#### Available data ####

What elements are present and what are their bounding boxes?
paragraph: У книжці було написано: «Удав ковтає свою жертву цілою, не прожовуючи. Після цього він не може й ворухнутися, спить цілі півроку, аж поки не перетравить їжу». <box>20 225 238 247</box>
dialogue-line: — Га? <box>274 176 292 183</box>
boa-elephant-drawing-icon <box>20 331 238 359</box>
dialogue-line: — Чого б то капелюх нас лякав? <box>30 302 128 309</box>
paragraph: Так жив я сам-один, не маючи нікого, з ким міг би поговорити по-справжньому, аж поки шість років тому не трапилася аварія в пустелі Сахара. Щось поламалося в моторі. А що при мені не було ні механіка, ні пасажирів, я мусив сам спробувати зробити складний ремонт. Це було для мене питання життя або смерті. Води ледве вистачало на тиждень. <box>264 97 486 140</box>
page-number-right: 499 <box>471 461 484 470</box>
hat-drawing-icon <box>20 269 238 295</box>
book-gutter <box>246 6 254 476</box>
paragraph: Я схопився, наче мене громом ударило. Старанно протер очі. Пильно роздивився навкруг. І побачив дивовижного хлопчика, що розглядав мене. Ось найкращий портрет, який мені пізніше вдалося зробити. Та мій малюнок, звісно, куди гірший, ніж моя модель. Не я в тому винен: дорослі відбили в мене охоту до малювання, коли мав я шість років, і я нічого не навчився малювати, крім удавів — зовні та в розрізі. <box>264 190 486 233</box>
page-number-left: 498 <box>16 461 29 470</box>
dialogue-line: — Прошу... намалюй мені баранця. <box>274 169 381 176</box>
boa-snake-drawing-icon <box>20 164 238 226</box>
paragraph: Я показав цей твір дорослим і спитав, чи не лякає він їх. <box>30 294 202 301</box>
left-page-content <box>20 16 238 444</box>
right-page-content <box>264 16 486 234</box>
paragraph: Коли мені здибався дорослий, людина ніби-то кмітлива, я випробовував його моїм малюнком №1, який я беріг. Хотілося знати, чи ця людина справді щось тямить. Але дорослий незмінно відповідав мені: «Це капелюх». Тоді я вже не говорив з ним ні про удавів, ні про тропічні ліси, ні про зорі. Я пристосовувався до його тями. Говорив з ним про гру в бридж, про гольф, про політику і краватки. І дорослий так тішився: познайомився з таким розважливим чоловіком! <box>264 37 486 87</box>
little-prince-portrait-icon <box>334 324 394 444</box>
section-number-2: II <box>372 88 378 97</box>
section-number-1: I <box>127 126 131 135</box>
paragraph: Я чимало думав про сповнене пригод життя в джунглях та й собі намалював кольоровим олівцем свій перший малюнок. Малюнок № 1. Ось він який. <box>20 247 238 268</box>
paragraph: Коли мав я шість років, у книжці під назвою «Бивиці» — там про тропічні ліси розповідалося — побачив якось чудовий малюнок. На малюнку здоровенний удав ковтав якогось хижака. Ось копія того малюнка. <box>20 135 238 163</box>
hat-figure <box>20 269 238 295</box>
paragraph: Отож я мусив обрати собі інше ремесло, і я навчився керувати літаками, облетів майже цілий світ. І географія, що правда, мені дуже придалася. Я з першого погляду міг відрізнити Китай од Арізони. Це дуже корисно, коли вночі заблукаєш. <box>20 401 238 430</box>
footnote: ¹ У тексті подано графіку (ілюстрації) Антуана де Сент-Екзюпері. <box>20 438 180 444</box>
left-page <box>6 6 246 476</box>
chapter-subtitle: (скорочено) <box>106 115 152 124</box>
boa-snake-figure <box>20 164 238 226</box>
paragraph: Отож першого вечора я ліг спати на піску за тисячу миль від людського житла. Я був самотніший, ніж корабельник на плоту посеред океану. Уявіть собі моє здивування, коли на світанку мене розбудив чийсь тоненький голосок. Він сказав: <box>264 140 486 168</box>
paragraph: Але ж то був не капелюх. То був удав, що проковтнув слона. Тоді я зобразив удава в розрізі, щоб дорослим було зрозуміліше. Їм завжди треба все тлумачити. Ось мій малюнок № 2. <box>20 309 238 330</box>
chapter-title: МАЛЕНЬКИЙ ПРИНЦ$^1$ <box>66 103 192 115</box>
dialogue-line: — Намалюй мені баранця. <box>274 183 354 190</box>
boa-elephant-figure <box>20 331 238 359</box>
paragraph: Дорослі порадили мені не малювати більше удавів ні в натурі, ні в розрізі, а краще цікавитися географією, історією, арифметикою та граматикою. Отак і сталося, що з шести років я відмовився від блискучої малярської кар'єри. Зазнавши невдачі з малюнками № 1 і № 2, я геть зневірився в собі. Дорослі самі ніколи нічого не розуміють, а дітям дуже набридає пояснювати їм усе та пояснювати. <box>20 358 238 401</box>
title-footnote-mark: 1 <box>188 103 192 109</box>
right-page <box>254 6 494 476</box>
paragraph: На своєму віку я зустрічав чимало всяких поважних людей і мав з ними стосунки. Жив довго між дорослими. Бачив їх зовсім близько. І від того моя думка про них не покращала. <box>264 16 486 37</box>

####

Problem to solve: Write down the item above again, line for line and without any changes.

Response to the exercise:
What elements are present and what are their bounding boxes?
paragraph: У книжці було написано: «Удав ковтає свою жертву цілою, не прожовуючи. Після цього він не може й ворухнутися, спить цілі півроку, аж поки не перетравить їжу». <box>20 225 238 247</box>
dialogue-line: — Га? <box>274 176 292 183</box>
boa-elephant-drawing-icon <box>20 331 238 359</box>
dialogue-line: — Чого б то капелюх нас лякав? <box>30 302 128 309</box>
paragraph: Так жив я сам-один, не маючи нікого, з ким міг би поговорити по-справжньому, аж поки шість років тому не трапилася аварія в пустелі Сахара. Щось поламалося в моторі. А що при мені не було ні механіка, ні пасажирів, я мусив сам спробувати зробити складний ремонт. Це було для мене питання життя або смерті. Води ледве вистачало на тиждень. <box>264 97 486 140</box>
page-number-right: 499 <box>471 461 484 470</box>
hat-drawing-icon <box>20 269 238 295</box>
book-gutter <box>246 6 254 476</box>
paragraph: Я схопився, наче мене громом ударило. Старанно протер очі. Пильно роздивився навкруг. І побачив дивовижного хлопчика, що розглядав мене. Ось найкращий портрет, який мені пізніше вдалося зробити. Та мій малюнок, звісно, куди гірший, ніж моя модель. Не я в тому винен: дорослі відбили в мене охоту до малювання, коли мав я шість років, і я нічого не навчився малювати, крім удавів — зовні та в розрізі. <box>264 190 486 233</box>
page-number-left: 498 <box>16 461 29 470</box>
dialogue-line: — Прошу... намалюй мені баранця. <box>274 169 381 176</box>
boa-snake-drawing-icon <box>20 164 238 226</box>
paragraph: Я показав цей твір дорослим і спитав, чи не лякає він їх. <box>30 294 202 301</box>
left-page-content <box>20 16 238 444</box>
right-page-content <box>264 16 486 234</box>
paragraph: Коли мені здибався дорослий, людина ніби-то кмітлива, я випробовував його моїм малюнком №1, який я беріг. Хотілося знати, чи ця людина справді щось тямить. Але дорослий незмінно відповідав мені: «Це капелюх». Тоді я вже не говорив з ним ні про удавів, ні про тропічні ліси, ні про зорі. Я пристосовувався до його тями. Говорив з ним про гру в бридж, про гольф, про політику і краватки. І дорослий так тішився: познайомився з таким розважливим чоловіком! <box>264 37 486 87</box>
little-prince-portrait-icon <box>334 324 394 444</box>
section-number-2: II <box>372 88 378 97</box>
section-number-1: I <box>127 126 131 135</box>
paragraph: Я чимало думав про сповнене пригод життя в джунглях та й собі намалював кольоровим олівцем свій перший малюнок. Малюнок № 1. Ось він який. <box>20 247 238 268</box>
paragraph: Коли мав я шість років, у книжці під назвою «Бивиці» — там про тропічні ліси розповідалося — побачив якось чудовий малюнок. На малюнку здоровенний удав ковтав якогось хижака. Ось копія того малюнка. <box>20 135 238 163</box>
hat-figure <box>20 269 238 295</box>
paragraph: Отож я мусив обрати собі інше ремесло, і я навчився керувати літаками, облетів майже цілий світ. І географія, що правда, мені дуже придалася. Я з першого погляду міг відрізнити Китай од Арізони. Це дуже корисно, коли вночі заблукаєш. <box>20 401 238 430</box>
footnote: ¹ У тексті подано графіку (ілюстрації) Антуана де Сент-Екзюпері. <box>20 438 180 444</box>
left-page <box>6 6 246 476</box>
chapter-subtitle: (скорочено) <box>106 115 152 124</box>
boa-snake-figure <box>20 164 238 226</box>
paragraph: Отож першого вечора я ліг спати на піску за тисячу миль від людського житла. Я був самотніший, ніж корабельник на плоту посеред океану. Уявіть собі моє здивування, коли на світанку мене розбудив чийсь тоненький голосок. Він сказав: <box>264 140 486 168</box>
paragraph: Але ж то був не капелюх. То був удав, що проковтнув слона. Тоді я зобразив удава в розрізі, щоб дорослим було зрозуміліше. Їм завжди треба все тлумачити. Ось мій малюнок № 2. <box>20 309 238 330</box>
chapter-title: МАЛЕНЬКИЙ ПРИНЦ$^1$ <box>66 103 192 115</box>
dialogue-line: — Намалюй мені баранця. <box>274 183 354 190</box>
boa-elephant-figure <box>20 331 238 359</box>
paragraph: Дорослі порадили мені не малювати більше удавів ні в натурі, ні в розрізі, а краще цікавитися географією, історією, арифметикою та граматикою. Отак і сталося, що з шести років я відмовився від блискучої малярської кар'єри. Зазнавши невдачі з малюнками № 1 і № 2, я геть зневірився в собі. Дорослі самі ніколи нічого не розуміють, а дітям дуже набридає пояснювати їм усе та пояснювати. <box>20 358 238 401</box>
title-footnote-mark: 1 <box>188 103 192 109</box>
right-page <box>254 6 494 476</box>
paragraph: На своєму віку я зустрічав чимало всяких поважних людей і мав з ними стосунки. Жив довго між дорослими. Бачив їх зовсім близько. І від того моя думка про них не покращала. <box>264 16 486 37</box>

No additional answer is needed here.